Week of 3/11/01:
In 1951, this is as close to the opposite sex you could legally get before marriage.
I can imagine the boner this kid has right now. But it's 1951! What can he do about it?
Hopefully, this isn't the first ad in the magazine he saw.
One of the cover stories is titled inside the magazine "Noted Deep-Sea Diver Explores Treacherous Jungle Eutopia."
I expected it to be subtitled "Sweats to Death in Diving Suit; Magazine Editor Wishes They'd Invent The Spell Checker."
I assume that a "Eutopia" is just like a regular Utopia, except all treacherous & jungly & stuff. Although it sounds to me more like a bankrupt dot-com.
I'm only interested in one side of the next picture, but I had to include both sides in order to prove that I'm not making up the caption.
Oh boy, what a honey of a game that freakin' Aim-A-Slinky is. Just look at the childlike joy on the kid's face. What he really wanted was his own ATOMIC LAB! "But Da-a-ad!" he whines, "Jimmy across the street already has his own weapons grade plutonium!"
And what's the perfect match for the Oppenheimer Jr Atomic Lab?
Your own Geiger Counter!!
"Wow, Mom! You've taken 600 Roentgens from my leaky Hasbro Atom Smasher! Guess I won't be getting a baby brother after all!"
Hey, clowns were even scarier 50 years ago than they are today!
The kids look gleeful, but that's only because they've had a hit off of Crackheadio the Clown's comical novelty pipe.
Now here's knowledge that you take to the fucking bank.
Someday your home will be invaded by a horde of deadly hogs, and you'll be cursing yourself that your only protection is your pet pit viper. Better invest in a hog-eating hungry, hungry hippo instead.
If you're wondering why a frog would need to wear swim fins, read #1 in the Fantastic Offer. Personally, I wonder why he's wearing a catcher's mitt.
Note the clenched fist and the gleam of madness in Frankie's eyes...
"THANK YOU for the double amputation, filthy human! Let Frankie teach you the supreme sport of spearfishing--PERSONALLY!
There's nothing quite like an Xmas gift of a candy bar to tell someone "I'm dimly aware of your existence as a human being"!
"Oh, THANKS, Mrs Jones! I only lug 40 pounds of mail here using my anti-ergonomically-designed backpack every day! Hey, I got you a gift too! I personally soaked all your mail in the post office urinal, and changed your name on all your magazine subscriptions to 'Cross-Eyed Bitch'!"
How appetizing. Are the bow-tied droolers looking at the pan, or the chef's crotch?
If you're wondering how to make Nutburgers, here's step one:
Moral of today's object: In 50 years, everything we're doing today will look stupid.
INEXPLICABLE LINK OF WEEK
Actually, things from 25 years ago look pretty stupid already.
______
- PROBLEMS TO SOLVE:
a - List every kind of animal named in the commentary on 1951 magazine ads.
b - Reproduce the commentary on 1951 magazine ads word for word, from "Oh boy, what" up to and including "comical novelty pipe.".
______
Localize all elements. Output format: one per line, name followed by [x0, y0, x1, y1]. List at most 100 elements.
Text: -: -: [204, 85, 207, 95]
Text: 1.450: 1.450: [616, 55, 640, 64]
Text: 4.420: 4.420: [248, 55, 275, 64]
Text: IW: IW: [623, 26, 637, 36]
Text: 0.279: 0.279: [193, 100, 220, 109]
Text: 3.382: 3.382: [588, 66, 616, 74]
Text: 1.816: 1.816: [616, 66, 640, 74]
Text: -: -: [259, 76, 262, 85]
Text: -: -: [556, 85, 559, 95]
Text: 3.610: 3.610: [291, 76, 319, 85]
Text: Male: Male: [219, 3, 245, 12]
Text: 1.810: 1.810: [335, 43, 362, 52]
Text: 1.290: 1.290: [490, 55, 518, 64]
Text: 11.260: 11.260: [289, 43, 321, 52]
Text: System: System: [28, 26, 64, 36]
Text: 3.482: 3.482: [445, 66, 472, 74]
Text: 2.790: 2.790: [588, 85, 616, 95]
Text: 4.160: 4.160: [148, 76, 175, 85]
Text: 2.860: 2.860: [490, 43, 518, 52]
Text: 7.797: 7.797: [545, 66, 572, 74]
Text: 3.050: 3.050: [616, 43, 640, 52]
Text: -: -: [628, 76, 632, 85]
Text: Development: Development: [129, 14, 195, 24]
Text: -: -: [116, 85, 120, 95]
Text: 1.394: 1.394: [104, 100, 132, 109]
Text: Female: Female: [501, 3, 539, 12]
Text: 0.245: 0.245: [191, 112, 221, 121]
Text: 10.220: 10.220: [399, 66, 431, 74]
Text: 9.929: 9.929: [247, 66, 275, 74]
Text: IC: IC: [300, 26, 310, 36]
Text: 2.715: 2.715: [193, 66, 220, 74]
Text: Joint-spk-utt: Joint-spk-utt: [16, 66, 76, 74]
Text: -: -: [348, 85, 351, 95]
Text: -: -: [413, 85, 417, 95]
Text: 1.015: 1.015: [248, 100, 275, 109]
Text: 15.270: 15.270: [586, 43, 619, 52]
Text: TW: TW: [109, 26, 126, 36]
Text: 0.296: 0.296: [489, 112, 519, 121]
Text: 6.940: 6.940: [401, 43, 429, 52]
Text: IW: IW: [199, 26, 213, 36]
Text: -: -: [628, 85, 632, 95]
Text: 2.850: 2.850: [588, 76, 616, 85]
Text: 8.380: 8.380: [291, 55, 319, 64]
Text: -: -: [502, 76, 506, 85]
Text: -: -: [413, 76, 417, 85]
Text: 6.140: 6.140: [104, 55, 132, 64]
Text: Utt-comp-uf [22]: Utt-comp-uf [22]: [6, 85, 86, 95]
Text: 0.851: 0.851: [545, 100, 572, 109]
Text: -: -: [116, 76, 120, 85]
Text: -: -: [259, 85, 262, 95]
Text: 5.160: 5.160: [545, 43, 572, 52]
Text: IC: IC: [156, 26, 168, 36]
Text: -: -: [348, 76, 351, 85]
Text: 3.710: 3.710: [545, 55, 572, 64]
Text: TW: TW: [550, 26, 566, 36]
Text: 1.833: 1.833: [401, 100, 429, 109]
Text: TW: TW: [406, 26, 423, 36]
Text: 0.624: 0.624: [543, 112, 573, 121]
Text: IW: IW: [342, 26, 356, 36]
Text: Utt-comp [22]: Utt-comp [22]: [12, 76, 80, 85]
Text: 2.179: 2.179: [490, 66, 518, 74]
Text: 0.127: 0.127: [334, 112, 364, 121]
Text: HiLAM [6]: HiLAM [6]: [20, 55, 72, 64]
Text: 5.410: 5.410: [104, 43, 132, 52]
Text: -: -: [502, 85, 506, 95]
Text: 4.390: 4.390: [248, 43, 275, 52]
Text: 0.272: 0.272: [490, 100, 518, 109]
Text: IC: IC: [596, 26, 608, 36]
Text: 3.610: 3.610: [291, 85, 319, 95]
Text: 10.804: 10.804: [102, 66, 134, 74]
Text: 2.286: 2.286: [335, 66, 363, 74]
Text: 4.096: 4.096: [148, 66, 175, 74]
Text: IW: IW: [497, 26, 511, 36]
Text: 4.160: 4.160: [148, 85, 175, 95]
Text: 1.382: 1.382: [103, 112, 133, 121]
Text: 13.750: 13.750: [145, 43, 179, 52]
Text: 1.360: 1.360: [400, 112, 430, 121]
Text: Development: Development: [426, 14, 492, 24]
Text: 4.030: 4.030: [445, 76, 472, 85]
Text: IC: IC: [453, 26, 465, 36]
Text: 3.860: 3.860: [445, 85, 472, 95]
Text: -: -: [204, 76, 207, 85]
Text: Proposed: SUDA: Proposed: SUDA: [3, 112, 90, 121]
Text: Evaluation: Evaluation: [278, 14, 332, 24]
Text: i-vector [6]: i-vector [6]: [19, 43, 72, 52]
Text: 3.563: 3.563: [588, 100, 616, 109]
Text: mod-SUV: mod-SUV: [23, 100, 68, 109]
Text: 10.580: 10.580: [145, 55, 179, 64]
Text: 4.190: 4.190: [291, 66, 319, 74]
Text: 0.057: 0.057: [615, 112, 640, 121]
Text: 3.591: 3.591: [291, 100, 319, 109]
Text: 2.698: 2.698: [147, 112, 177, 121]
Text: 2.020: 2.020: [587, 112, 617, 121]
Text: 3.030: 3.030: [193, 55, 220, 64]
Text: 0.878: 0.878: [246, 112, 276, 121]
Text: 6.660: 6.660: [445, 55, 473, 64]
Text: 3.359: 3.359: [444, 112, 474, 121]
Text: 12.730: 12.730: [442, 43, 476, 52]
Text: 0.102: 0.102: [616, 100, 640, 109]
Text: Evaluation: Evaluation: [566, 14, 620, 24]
______
- OUTPUTS BY TASK:
a - hogs, pit viper, hippo, frog

b -
Oh boy, what a honey of a game that freakin' Aim-A-Slinky is. Just look at the childlike joy on the kid's face. What he really wanted was his own ATOMIC LAB! "But Da-a-ad!" he whines, "Jimmy across the street already has his own weapons grade plutonium!"
And what's the perfect match for the Oppenheimer Jr Atomic Lab?
Your own Geiger Counter!!
"Wow, Mom! You've taken 600 Roentgens from my leaky Hasbro Atom Smasher! Guess I won't be getting a baby brother after all!"
Hey, clowns were even scarier 50 years ago than they are today!
The kids look gleeful, but that's only because they've had a hit off of Crackheadio the Clown's comical novelty pipe.